## Listed records:
◆ ◆ ◆ ◆

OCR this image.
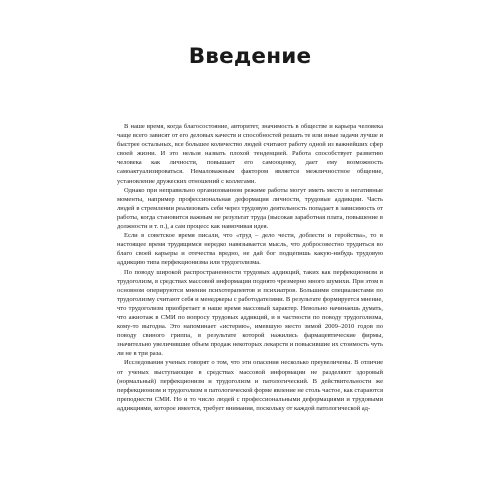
Введение

В наше время, когда благосостояние, авторитет, значимость в обществе и карьера человека чаще всего зависят от его деловых качеств и способностей решать те или иные задачи лучше и быстрее остальных, все большее количество людей считают работу одной из важнейших сфер своей жизни. И это нельзя назвать плохой тенденцией. Работа способствует развитию человека как личности, повышает его самооценку, дает ему возможность самоактуализироваться. Немаловажным фактором является межличностное общение, установление дружеских отношений с коллегами.

Однако при неправильно организованном режиме работы могут иметь место и негативные моменты, например профессиональная деформация личности, трудовые аддикции. Часть людей в стремлении реализовать себя через трудовую деятельность попадает в зависимость от работы, когда становится важным не результат труда (высокая заработная плата, повышение в должности и т. п.), а сам процесс как навязчивая идея.

Если в советское время писали, что «труд – дело чести, доблести и геройства», то в настоящее время трудящимся нередко навязывается мысль, что добросовестно трудиться во благо своей карьеры и отечества вредно, не дай бог подцепишь какую-нибудь трудовую аддикцию типа перфекционизма или трудоголизма.

По поводу широкой распространенности трудовых аддикций, таких как перфекционизм и трудоголизм, в средствах массовой информации поднято чрезмерно много шумихи. При этом в основном оперируются мнения психотерапевтов и психиатров. Большими специалистами по трудоголизму считают себя и менеджеры с работодателями. В результате формируется мнение, что трудоголизм приобретает в наше время массовый характер. Невольно начинаешь думать, что ажиотаж в СМИ по вопросу трудовых аддикций, и в частности по поводу трудоголизма, кому-то выгодна. Это напоминает «истерию», имевшую место зимой 2009–2010 годов по поводу свиного гриппа, в результате которой нажились фармацевтические фирмы, значительно увеличившие объем продаж некоторых лекарств и повысившие их стоимость чуть ли не в три раза.

Исследования ученых говорят о том, что эти опасения несколько преувеличены. В отличие от ученых выступающие в средствах массовой информации не разделяют здоровый (нормальный) перфекционизм и трудоголизм и патологический. В действительности же перфекционизм и трудоголизм в патологической форме явление не столь частое, как стараются преподнести СМИ. Но и то число людей с профессиональными деформациями и трудовыми аддикциями, которое имеется, требует внимания, поскольку от каждой патологической ад-
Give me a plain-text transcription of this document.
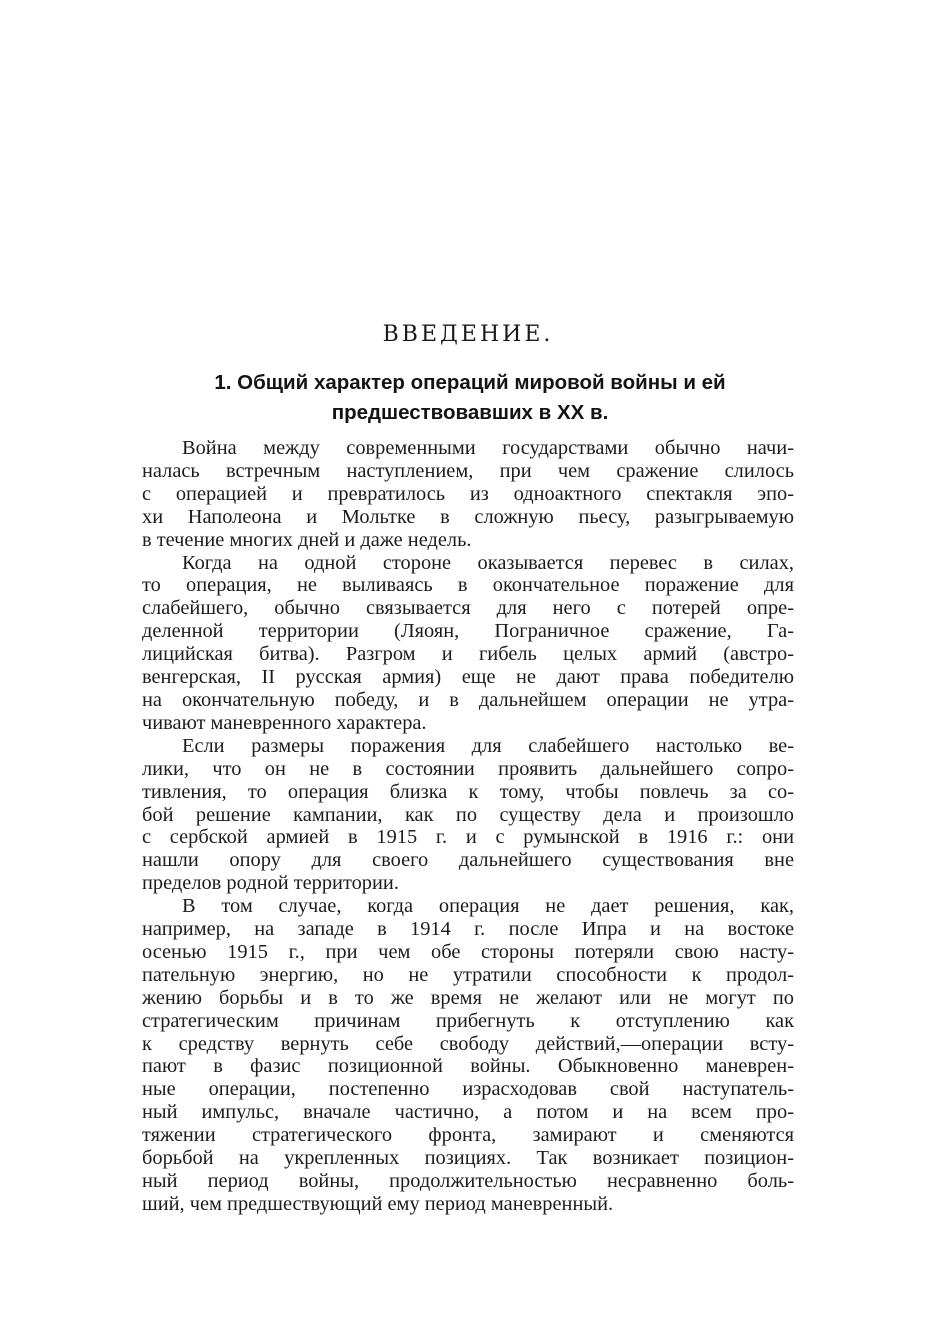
ВВЕДЕНИЕ.
1. Общий характер операций мировой войны и ей
предшествовавших в XX в.
Война между современными государствами обычно начи-
налась встречным наступлением, при чем сражение слилось
с операцией и превратилось из одноактного спектакля эпо-
хи Наполеона и Мольтке в сложную пьесу, разыгрываемую
в течение многих дней и даже недель.
Когда на одной стороне оказывается перевес в силах,
то операция, не выливаясь в окончательное поражение для
слабейшего, обычно связывается для него с потерей опре-
деленной территории (Ляоян, Пограничное сражение, Га-
лицийская битва). Разгром и гибель целых армий (австро-
венгерская, II русская армия) еще не дают права победителю
на окончательную победу, и в дальнейшем операции не утра-
чивают маневренного характера.
Если размеры поражения для слабейшего настолько ве-
лики, что он не в состоянии проявить дальнейшего сопро-
тивления, то операция близка к тому, чтобы повлечь за со-
бой решение кампании, как по существу дела и произошло
с сербской армией в 1915 г. и с румынской в 1916 г.: они
нашли опору для своего дальнейшего существования вне
пределов родной территории.
В том случае, когда операция не дает решения, как,
например, на западе в 1914 г. после Ипра и на востоке
осенью 1915 г., при чем обе стороны потеряли свою насту-
пательную энергию, но не утратили способности к продол-
жению борьбы и в то же время не желают или не могут по
стратегическим причинам прибегнуть к отступлению как
к средству вернуть себе свободу действий,—операции всту-
пают в фазис позиционной войны. Обыкновенно маневрен-
ные операции, постепенно израсходовав свой наступатель-
ный импульс, вначале частично, а потом и на всем про-
тяжении стратегического фронта, замирают и сменяются
борьбой на укрепленных позициях. Так возникает позицион-
ный период войны, продолжительностью несравненно боль-
ший, чем предшествующий ему период маневренный.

◆ ◆ ◆ ◆

## Task goal:
Using the listing above, show each line holding the string "своей".

## Response:
В наше время, когда благосостояние, авторитет, значимость в обществе и карьера человека чаще всего зависят от его деловых качеств и способностей решать те или иные задачи лучше и быстрее остальных, все большее количество людей считают работу одной из важнейших сфер своей жизни. И это нельзя назвать плохой тенденцией. Работа способствует развитию человека как личности, повышает его самооценку, дает ему возможность самоактуализироваться. Немаловажным фактором является межличностное общение, установление дружеских отношений с коллегами.
Если в советское время писали, что «труд – дело чести, доблести и геройства», то в настоящее время трудящимся нередко навязывается мысль, что добросовестно трудиться во благо своей карьеры и отечества вредно, не дай бог подцепишь какую-нибудь трудовую аддикцию типа перфекционизма или трудоголизма.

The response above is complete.